- Aim of the task -
In the lines below, find how many contain the word "Nacional" and report that figure alone.

— BEGIN —

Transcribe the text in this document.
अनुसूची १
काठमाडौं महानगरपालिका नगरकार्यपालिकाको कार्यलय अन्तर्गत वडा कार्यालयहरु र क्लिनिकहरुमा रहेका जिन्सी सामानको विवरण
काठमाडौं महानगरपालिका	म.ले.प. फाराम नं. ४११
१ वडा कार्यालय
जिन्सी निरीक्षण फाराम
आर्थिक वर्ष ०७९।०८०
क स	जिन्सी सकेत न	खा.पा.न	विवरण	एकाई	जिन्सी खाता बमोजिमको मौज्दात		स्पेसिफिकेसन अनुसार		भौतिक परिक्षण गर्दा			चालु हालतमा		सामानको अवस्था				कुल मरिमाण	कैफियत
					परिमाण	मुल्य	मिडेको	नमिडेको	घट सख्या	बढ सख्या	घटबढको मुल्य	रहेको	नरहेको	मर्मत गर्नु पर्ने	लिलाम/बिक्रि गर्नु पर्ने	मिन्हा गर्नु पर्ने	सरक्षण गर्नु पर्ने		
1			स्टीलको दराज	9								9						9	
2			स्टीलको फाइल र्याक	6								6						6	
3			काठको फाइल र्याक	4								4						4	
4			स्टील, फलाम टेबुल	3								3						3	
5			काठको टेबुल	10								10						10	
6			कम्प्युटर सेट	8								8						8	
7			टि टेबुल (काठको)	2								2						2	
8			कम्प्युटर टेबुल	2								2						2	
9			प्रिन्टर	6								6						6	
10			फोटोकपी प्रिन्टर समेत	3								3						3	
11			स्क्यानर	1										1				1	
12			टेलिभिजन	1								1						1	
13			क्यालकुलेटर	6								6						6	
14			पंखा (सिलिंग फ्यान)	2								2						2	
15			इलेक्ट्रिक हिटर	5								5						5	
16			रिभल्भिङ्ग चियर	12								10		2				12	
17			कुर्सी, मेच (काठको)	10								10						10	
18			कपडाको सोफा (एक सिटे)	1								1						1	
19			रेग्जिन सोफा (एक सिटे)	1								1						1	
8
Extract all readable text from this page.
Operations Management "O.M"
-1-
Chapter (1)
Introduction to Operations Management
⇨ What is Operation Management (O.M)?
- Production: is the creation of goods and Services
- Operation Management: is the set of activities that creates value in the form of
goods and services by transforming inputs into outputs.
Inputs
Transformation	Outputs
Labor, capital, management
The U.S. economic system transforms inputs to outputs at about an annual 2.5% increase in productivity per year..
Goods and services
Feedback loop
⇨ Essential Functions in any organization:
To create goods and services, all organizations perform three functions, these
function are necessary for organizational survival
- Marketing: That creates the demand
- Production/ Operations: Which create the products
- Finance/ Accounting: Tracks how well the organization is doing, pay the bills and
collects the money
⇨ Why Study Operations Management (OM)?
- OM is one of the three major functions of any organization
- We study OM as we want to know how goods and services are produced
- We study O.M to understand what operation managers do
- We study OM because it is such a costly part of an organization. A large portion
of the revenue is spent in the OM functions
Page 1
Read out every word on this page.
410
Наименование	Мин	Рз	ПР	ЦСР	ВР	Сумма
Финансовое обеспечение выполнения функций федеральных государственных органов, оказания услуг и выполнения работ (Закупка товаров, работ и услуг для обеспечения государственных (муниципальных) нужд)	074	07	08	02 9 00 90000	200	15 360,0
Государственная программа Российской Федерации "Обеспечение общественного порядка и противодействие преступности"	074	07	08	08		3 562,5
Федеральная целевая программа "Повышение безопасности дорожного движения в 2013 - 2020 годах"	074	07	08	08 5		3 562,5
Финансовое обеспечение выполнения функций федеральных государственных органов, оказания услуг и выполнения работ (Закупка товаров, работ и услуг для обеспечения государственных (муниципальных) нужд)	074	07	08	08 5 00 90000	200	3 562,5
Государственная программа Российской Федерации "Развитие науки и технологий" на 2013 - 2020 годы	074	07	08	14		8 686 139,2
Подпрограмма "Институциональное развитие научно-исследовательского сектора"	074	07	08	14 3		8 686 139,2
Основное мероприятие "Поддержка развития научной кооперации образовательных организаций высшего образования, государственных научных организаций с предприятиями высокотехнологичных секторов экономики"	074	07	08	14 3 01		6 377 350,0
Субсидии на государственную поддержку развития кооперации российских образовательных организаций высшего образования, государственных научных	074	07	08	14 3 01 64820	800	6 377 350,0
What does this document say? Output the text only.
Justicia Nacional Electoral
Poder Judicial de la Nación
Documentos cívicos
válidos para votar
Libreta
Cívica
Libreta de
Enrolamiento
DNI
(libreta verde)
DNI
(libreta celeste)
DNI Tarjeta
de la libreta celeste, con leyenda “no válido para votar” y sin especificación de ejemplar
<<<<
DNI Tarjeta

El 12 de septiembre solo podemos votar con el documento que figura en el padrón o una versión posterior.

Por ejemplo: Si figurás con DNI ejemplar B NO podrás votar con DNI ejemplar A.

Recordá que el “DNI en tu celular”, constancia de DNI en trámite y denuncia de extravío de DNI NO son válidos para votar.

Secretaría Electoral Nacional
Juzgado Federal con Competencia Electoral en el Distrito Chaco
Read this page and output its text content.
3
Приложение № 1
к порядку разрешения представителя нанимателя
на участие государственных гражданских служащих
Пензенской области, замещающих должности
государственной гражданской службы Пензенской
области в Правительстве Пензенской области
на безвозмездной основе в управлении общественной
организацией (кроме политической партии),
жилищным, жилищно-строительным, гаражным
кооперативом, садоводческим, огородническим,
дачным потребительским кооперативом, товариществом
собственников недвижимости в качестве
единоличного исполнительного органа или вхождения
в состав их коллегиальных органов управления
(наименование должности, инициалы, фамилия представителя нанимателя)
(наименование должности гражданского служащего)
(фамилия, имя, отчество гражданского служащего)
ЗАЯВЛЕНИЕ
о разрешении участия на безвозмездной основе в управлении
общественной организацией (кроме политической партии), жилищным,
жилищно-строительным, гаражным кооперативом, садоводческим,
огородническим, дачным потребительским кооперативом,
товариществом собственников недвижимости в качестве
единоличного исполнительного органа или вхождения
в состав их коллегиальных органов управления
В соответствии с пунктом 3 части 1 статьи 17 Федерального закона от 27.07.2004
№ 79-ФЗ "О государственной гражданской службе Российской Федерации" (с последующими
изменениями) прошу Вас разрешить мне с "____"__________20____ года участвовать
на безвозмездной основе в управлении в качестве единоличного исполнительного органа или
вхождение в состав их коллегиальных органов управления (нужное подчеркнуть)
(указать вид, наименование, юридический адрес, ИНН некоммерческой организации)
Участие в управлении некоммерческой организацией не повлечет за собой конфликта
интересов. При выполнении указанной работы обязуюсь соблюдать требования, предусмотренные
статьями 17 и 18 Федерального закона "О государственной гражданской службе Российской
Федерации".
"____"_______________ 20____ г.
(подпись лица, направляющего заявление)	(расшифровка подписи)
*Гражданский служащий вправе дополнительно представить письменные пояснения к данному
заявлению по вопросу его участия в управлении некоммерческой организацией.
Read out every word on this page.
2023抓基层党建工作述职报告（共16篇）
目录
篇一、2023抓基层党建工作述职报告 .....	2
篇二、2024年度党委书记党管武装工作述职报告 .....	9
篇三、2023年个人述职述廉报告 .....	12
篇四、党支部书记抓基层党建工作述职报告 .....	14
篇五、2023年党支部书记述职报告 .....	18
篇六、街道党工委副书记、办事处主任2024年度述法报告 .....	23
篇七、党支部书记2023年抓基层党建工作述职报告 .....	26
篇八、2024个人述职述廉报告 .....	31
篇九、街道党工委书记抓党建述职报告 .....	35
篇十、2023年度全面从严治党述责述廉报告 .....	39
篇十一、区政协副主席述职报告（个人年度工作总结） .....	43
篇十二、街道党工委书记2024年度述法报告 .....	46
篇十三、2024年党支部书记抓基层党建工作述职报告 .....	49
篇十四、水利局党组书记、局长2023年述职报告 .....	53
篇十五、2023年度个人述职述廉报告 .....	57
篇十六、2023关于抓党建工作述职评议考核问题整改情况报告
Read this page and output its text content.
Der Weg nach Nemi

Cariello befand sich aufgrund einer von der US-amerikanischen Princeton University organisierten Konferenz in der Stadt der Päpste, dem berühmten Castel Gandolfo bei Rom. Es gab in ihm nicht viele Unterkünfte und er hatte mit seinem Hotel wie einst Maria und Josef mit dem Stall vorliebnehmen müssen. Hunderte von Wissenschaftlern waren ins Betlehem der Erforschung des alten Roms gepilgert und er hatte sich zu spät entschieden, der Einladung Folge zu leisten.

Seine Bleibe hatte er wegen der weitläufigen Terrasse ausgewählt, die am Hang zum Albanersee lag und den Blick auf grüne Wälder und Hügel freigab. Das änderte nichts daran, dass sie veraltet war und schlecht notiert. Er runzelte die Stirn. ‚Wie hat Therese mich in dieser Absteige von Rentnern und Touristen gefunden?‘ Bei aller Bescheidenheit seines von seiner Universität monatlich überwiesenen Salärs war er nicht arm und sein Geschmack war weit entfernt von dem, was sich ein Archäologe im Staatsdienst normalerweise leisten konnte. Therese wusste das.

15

— END —

- Result of this task -
2